_TASK INSTRUCTIONS_: Reproduce all of the records exactly.

..........

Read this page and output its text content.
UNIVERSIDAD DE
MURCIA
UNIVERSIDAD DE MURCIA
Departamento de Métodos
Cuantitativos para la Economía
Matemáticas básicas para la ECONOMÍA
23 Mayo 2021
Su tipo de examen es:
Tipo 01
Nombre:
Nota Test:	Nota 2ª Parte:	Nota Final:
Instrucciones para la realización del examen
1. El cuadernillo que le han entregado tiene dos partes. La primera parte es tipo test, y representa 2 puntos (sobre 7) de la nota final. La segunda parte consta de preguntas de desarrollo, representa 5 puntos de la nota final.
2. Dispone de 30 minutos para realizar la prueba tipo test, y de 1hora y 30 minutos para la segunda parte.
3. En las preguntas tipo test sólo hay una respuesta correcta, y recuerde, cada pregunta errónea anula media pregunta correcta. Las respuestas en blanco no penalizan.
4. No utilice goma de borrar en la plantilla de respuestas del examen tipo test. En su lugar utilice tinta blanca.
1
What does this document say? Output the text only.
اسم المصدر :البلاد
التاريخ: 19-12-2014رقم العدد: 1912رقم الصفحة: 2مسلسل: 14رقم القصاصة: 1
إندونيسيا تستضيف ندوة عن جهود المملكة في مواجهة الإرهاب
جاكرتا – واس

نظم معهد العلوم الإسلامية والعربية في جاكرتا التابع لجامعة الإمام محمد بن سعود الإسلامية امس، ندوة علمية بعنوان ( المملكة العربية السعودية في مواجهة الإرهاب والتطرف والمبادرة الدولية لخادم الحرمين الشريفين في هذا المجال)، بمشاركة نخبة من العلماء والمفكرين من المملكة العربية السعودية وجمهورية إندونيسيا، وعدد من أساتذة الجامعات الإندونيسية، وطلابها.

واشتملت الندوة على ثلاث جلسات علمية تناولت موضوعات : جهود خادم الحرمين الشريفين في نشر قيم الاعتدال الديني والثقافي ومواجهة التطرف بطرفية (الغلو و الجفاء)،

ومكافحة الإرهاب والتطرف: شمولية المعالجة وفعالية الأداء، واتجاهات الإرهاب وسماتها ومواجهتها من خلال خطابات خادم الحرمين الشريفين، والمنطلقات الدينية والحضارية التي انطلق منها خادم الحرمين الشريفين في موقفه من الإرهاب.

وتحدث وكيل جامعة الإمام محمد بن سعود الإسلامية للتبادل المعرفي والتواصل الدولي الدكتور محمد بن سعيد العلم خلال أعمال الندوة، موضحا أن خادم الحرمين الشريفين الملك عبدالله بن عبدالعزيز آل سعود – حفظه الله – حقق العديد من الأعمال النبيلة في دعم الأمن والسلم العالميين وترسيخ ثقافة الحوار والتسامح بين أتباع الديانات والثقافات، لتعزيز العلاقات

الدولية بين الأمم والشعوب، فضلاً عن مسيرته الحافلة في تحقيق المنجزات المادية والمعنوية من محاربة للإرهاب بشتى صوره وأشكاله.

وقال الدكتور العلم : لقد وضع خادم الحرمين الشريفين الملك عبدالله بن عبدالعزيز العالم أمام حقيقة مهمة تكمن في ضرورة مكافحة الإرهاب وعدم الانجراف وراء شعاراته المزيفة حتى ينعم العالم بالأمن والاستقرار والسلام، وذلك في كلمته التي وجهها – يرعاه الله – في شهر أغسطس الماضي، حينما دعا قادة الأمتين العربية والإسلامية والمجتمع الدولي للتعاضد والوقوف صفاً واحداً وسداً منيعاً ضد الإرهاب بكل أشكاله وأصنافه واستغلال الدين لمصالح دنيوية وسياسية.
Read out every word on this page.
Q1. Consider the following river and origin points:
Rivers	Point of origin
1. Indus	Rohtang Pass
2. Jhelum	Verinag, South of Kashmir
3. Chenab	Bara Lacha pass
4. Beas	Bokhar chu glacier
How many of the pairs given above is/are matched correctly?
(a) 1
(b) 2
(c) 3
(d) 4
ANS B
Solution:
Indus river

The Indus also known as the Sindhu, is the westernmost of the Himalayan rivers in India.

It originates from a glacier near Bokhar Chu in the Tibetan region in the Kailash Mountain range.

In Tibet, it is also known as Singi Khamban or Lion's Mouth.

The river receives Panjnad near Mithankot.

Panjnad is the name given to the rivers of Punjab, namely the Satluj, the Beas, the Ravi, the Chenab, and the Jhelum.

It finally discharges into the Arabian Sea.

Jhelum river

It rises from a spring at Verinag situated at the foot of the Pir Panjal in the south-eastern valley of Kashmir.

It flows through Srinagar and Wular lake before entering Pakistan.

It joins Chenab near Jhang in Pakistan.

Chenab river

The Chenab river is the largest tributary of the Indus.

..........

_WRITTEN ANSWER_:
Read this page and output its text content.
UNIVERSIDAD DE
MURCIA
UNIVERSIDAD DE MURCIA
Departamento de Métodos
Cuantitativos para la Economía
Matemáticas básicas para la ECONOMÍA
23 Mayo 2021
Su tipo de examen es:
Tipo 01
Nombre:
Nota Test:	Nota 2ª Parte:	Nota Final:
Instrucciones para la realización del examen
1. El cuadernillo que le han entregado tiene dos partes. La primera parte es tipo test, y representa 2 puntos (sobre 7) de la nota final. La segunda parte consta de preguntas de desarrollo, representa 5 puntos de la nota final.
2. Dispone de 30 minutos para realizar la prueba tipo test, y de 1hora y 30 minutos para la segunda parte.
3. En las preguntas tipo test sólo hay una respuesta correcta, y recuerde, cada pregunta errónea anula media pregunta correcta. Las respuestas en blanco no penalizan.
4. No utilice goma de borrar en la plantilla de respuestas del examen tipo test. En su lugar utilice tinta blanca.
1
What does this document say? Output the text only.
اسم المصدر :البلاد
التاريخ: 19-12-2014رقم العدد: 1912رقم الصفحة: 2مسلسل: 14رقم القصاصة: 1
إندونيسيا تستضيف ندوة عن جهود المملكة في مواجهة الإرهاب
جاكرتا – واس

نظم معهد العلوم الإسلامية والعربية في جاكرتا التابع لجامعة الإمام محمد بن سعود الإسلامية امس، ندوة علمية بعنوان ( المملكة العربية السعودية في مواجهة الإرهاب والتطرف والمبادرة الدولية لخادم الحرمين الشريفين في هذا المجال)، بمشاركة نخبة من العلماء والمفكرين من المملكة العربية السعودية وجمهورية إندونيسيا، وعدد من أساتذة الجامعات الإندونيسية، وطلابها.

واشتملت الندوة على ثلاث جلسات علمية تناولت موضوعات : جهود خادم الحرمين الشريفين في نشر قيم الاعتدال الديني والثقافي ومواجهة التطرف بطرفية (الغلو و الجفاء)،

ومكافحة الإرهاب والتطرف: شمولية المعالجة وفعالية الأداء، واتجاهات الإرهاب وسماتها ومواجهتها من خلال خطابات خادم الحرمين الشريفين، والمنطلقات الدينية والحضارية التي انطلق منها خادم الحرمين الشريفين في موقفه من الإرهاب.

وتحدث وكيل جامعة الإمام محمد بن سعود الإسلامية للتبادل المعرفي والتواصل الدولي الدكتور محمد بن سعيد العلم خلال أعمال الندوة، موضحا أن خادم الحرمين الشريفين الملك عبدالله بن عبدالعزيز آل سعود – حفظه الله – حقق العديد من الأعمال النبيلة في دعم الأمن والسلم العالميين وترسيخ ثقافة الحوار والتسامح بين أتباع الديانات والثقافات، لتعزيز العلاقات

الدولية بين الأمم والشعوب، فضلاً عن مسيرته الحافلة في تحقيق المنجزات المادية والمعنوية من محاربة للإرهاب بشتى صوره وأشكاله.

وقال الدكتور العلم : لقد وضع خادم الحرمين الشريفين الملك عبدالله بن عبدالعزيز العالم أمام حقيقة مهمة تكمن في ضرورة مكافحة الإرهاب وعدم الانجراف وراء شعاراته المزيفة حتى ينعم العالم بالأمن والاستقرار والسلام، وذلك في كلمته التي وجهها – يرعاه الله – في شهر أغسطس الماضي، حينما دعا قادة الأمتين العربية والإسلامية والمجتمع الدولي للتعاضد والوقوف صفاً واحداً وسداً منيعاً ضد الإرهاب بكل أشكاله وأصنافه واستغلال الدين لمصالح دنيوية وسياسية.
Read out every word on this page.
Q1. Consider the following river and origin points:
Rivers	Point of origin
1. Indus	Rohtang Pass
2. Jhelum	Verinag, South of Kashmir
3. Chenab	Bara Lacha pass
4. Beas	Bokhar chu glacier
How many of the pairs given above is/are matched correctly?
(a) 1
(b) 2
(c) 3
(d) 4
ANS B
Solution:
Indus river

The Indus also known as the Sindhu, is the westernmost of the Himalayan rivers in India.

It originates from a glacier near Bokhar Chu in the Tibetan region in the Kailash Mountain range.

In Tibet, it is also known as Singi Khamban or Lion's Mouth.

The river receives Panjnad near Mithankot.

Panjnad is the name given to the rivers of Punjab, namely the Satluj, the Beas, the Ravi, the Chenab, and the Jhelum.

It finally discharges into the Arabian Sea.

Jhelum river

It rises from a spring at Verinag situated at the foot of the Pir Panjal in the south-eastern valley of Kashmir.

It flows through Srinagar and Wular lake before entering Pakistan.

It joins Chenab near Jhang in Pakistan.

Chenab river

The Chenab river is the largest tributary of the Indus.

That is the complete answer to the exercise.